Entries from a dataset:

━━━━━━━━━━

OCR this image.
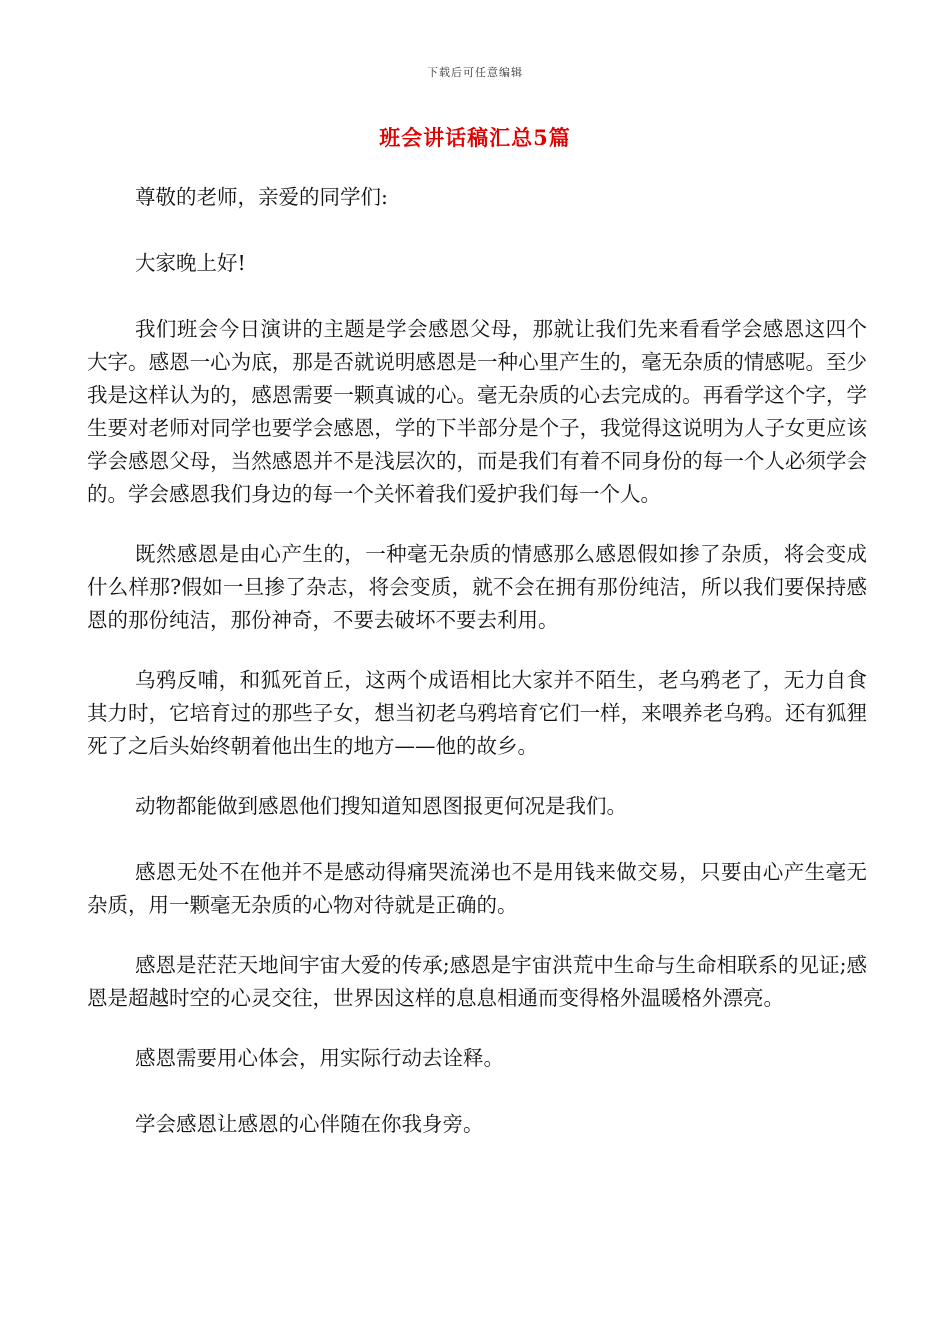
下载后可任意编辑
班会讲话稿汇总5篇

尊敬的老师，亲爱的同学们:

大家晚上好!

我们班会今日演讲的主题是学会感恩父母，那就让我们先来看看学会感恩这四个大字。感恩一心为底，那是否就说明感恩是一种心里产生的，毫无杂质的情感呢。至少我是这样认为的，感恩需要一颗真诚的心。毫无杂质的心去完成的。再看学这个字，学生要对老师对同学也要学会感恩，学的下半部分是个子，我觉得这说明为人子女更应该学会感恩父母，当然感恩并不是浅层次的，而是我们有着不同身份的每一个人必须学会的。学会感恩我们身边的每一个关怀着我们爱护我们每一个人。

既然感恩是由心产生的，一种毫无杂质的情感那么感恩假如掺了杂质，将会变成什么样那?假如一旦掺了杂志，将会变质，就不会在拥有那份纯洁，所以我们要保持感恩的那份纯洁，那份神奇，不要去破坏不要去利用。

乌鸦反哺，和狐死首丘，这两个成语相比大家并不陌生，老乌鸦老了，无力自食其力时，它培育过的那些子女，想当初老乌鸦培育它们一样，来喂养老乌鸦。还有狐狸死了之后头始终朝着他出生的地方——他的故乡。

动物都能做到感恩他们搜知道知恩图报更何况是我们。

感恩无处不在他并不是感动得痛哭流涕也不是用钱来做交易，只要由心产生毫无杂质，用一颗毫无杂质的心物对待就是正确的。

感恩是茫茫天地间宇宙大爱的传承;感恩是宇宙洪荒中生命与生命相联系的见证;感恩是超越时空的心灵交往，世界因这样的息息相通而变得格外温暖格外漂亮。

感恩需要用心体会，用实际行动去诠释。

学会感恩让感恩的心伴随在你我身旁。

━━━━━━━━━━

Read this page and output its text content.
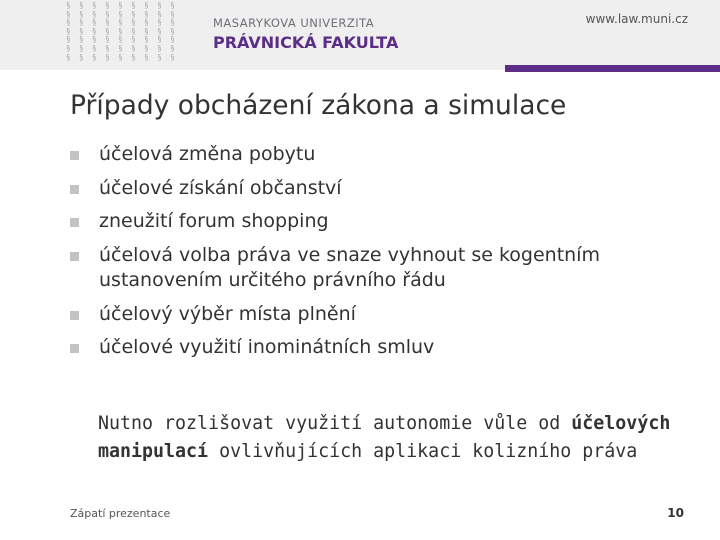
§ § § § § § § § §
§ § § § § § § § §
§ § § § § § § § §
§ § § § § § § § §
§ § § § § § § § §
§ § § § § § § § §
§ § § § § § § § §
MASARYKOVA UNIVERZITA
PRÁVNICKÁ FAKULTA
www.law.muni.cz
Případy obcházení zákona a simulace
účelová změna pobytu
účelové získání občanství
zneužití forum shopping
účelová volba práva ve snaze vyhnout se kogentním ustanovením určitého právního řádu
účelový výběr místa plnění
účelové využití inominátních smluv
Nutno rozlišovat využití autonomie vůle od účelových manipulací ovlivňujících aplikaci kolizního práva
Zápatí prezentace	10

━━━━━━━━━━

*Aim of the task:* List every line from the entries above in which "využití" appears.

*Solution below:*
účelové využití inominátních smluv
Nutno rozlišovat využití autonomie vůle od účelových manipulací ovlivňujících aplikaci kolizního práva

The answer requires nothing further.